_EXERCISE DETAILS_
In the entries, find all lines that hold the word "this" and copy them.

Raw records:
•••

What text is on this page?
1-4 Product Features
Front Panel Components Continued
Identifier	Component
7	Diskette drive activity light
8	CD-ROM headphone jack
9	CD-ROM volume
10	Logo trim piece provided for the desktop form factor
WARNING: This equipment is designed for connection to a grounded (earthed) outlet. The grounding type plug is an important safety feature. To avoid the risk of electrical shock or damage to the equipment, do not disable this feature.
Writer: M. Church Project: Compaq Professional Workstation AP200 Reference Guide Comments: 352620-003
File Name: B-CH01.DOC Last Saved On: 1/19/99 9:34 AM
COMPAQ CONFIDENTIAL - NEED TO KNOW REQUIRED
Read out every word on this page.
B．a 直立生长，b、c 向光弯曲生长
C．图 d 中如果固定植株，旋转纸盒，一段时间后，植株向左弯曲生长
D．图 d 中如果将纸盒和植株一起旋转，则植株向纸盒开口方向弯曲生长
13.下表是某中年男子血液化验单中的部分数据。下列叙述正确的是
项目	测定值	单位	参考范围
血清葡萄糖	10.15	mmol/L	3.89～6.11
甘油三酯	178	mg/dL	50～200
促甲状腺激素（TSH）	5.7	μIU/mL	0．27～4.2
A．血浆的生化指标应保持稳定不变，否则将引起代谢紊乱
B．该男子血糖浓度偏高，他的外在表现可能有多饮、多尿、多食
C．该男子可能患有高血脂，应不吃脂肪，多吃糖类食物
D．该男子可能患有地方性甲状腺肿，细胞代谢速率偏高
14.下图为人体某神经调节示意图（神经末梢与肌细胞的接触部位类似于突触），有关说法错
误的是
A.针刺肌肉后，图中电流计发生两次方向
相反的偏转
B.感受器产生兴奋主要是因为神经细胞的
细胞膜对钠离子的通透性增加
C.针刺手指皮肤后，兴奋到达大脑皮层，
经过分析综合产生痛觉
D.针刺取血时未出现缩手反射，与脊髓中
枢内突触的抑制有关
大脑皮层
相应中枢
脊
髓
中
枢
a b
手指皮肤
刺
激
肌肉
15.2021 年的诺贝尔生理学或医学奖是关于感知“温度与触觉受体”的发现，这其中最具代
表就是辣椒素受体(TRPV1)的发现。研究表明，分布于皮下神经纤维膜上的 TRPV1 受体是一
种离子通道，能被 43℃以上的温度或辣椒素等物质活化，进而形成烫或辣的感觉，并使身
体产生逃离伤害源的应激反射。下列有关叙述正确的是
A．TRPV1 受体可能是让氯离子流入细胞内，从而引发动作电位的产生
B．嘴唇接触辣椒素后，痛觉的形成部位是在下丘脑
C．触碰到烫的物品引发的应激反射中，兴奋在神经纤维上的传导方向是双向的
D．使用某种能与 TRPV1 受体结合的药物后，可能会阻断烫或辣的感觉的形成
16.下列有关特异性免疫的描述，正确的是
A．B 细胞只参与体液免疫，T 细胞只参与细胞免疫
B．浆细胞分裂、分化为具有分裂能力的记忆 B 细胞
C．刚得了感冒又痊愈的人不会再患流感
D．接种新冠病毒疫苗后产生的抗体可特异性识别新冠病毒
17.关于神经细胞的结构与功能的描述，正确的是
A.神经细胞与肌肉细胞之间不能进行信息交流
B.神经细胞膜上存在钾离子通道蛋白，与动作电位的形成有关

•••

_TASK OUTPUT_
What text is on this page?
WARNING: This equipment is designed for connection to a grounded (earthed) outlet. The grounding type plug is an important safety feature. To avoid the risk of electrical shock or damage to the equipment, do not disable this feature.
Read out every word on this page.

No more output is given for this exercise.